(PROBLEM DESCRIPTION)
For each line of the material, write out an exact copy.

Start of DATA RECORDS

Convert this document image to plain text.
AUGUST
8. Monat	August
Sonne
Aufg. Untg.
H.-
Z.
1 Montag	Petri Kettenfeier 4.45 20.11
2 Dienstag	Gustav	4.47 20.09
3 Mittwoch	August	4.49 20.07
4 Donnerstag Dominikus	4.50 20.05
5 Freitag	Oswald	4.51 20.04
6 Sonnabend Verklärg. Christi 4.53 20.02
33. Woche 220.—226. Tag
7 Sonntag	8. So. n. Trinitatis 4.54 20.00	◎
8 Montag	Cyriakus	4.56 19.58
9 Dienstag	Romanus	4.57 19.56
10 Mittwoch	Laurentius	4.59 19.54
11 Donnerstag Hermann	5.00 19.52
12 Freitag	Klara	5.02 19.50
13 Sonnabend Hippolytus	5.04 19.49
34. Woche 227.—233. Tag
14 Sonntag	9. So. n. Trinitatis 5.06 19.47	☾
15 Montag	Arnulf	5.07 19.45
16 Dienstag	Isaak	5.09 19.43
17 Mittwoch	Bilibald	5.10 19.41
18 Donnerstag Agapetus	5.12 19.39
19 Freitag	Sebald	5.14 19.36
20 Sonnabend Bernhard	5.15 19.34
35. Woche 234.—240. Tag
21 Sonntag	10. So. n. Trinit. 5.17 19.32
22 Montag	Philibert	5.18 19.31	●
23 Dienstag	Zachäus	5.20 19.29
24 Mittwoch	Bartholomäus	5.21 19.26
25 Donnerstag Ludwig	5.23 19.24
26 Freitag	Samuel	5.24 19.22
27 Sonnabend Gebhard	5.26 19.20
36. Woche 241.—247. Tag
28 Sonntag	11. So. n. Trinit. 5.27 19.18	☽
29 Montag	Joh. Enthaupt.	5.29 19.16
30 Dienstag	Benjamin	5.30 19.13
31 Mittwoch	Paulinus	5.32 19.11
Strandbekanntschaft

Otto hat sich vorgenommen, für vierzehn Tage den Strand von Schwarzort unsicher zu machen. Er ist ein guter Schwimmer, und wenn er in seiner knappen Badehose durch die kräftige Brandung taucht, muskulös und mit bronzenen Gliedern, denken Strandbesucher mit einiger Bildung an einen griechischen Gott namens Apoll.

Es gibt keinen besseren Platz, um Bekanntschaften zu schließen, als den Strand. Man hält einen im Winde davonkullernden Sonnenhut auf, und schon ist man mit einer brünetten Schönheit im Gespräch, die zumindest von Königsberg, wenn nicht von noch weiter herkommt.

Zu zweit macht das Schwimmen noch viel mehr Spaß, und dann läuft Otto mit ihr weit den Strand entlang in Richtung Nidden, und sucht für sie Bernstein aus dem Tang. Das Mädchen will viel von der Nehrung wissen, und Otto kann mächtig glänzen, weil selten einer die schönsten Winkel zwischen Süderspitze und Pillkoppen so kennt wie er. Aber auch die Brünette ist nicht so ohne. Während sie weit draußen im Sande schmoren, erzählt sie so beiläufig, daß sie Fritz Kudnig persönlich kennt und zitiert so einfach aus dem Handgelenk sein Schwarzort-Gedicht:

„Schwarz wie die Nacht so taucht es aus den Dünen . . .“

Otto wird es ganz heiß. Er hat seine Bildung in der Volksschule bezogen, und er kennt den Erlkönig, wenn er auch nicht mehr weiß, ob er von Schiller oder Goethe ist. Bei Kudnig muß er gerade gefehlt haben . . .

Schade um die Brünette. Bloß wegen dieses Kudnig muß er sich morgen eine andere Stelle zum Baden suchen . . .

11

End of DATA RECORDS

(EXERCISE RESPONSE)
Convert this document image to plain text.
AUGUST
8. Monat	August
Sonne
Aufg. Untg.
H.-
Z.
1 Montag	Petri Kettenfeier 4.45 20.11
2 Dienstag	Gustav	4.47 20.09
3 Mittwoch	August	4.49 20.07
4 Donnerstag Dominikus	4.50 20.05
5 Freitag	Oswald	4.51 20.04
6 Sonnabend Verklärg. Christi 4.53 20.02
33. Woche 220.—226. Tag
7 Sonntag	8. So. n. Trinitatis 4.54 20.00	◎
8 Montag	Cyriakus	4.56 19.58
9 Dienstag	Romanus	4.57 19.56
10 Mittwoch	Laurentius	4.59 19.54
11 Donnerstag Hermann	5.00 19.52
12 Freitag	Klara	5.02 19.50
13 Sonnabend Hippolytus	5.04 19.49
34. Woche 227.—233. Tag
14 Sonntag	9. So. n. Trinitatis 5.06 19.47	☾
15 Montag	Arnulf	5.07 19.45
16 Dienstag	Isaak	5.09 19.43
17 Mittwoch	Bilibald	5.10 19.41
18 Donnerstag Agapetus	5.12 19.39
19 Freitag	Sebald	5.14 19.36
20 Sonnabend Bernhard	5.15 19.34
35. Woche 234.—240. Tag
21 Sonntag	10. So. n. Trinit. 5.17 19.32
22 Montag	Philibert	5.18 19.31	●
23 Dienstag	Zachäus	5.20 19.29
24 Mittwoch	Bartholomäus	5.21 19.26
25 Donnerstag Ludwig	5.23 19.24
26 Freitag	Samuel	5.24 19.22
27 Sonnabend Gebhard	5.26 19.20
36. Woche 241.—247. Tag
28 Sonntag	11. So. n. Trinit. 5.27 19.18	☽
29 Montag	Joh. Enthaupt.	5.29 19.16
30 Dienstag	Benjamin	5.30 19.13
31 Mittwoch	Paulinus	5.32 19.11
Strandbekanntschaft

Otto hat sich vorgenommen, für vierzehn Tage den Strand von Schwarzort unsicher zu machen. Er ist ein guter Schwimmer, und wenn er in seiner knappen Badehose durch die kräftige Brandung taucht, muskulös und mit bronzenen Gliedern, denken Strandbesucher mit einiger Bildung an einen griechischen Gott namens Apoll.

Es gibt keinen besseren Platz, um Bekanntschaften zu schließen, als den Strand. Man hält einen im Winde davonkullernden Sonnenhut auf, und schon ist man mit einer brünetten Schönheit im Gespräch, die zumindest von Königsberg, wenn nicht von noch weiter herkommt.

Zu zweit macht das Schwimmen noch viel mehr Spaß, und dann läuft Otto mit ihr weit den Strand entlang in Richtung Nidden, und sucht für sie Bernstein aus dem Tang. Das Mädchen will viel von der Nehrung wissen, und Otto kann mächtig glänzen, weil selten einer die schönsten Winkel zwischen Süderspitze und Pillkoppen so kennt wie er. Aber auch die Brünette ist nicht so ohne. Während sie weit draußen im Sande schmoren, erzählt sie so beiläufig, daß sie Fritz Kudnig persönlich kennt und zitiert so einfach aus dem Handgelenk sein Schwarzort-Gedicht:

„Schwarz wie die Nacht so taucht es aus den Dünen . . .“

Otto wird es ganz heiß. Er hat seine Bildung in der Volksschule bezogen, und er kennt den Erlkönig, wenn er auch nicht mehr weiß, ob er von Schiller oder Goethe ist. Bei Kudnig muß er gerade gefehlt haben . . .

Schade um die Brünette. Bloß wegen dieses Kudnig muß er sich morgen eine andere Stelle zum Baden suchen . . .

11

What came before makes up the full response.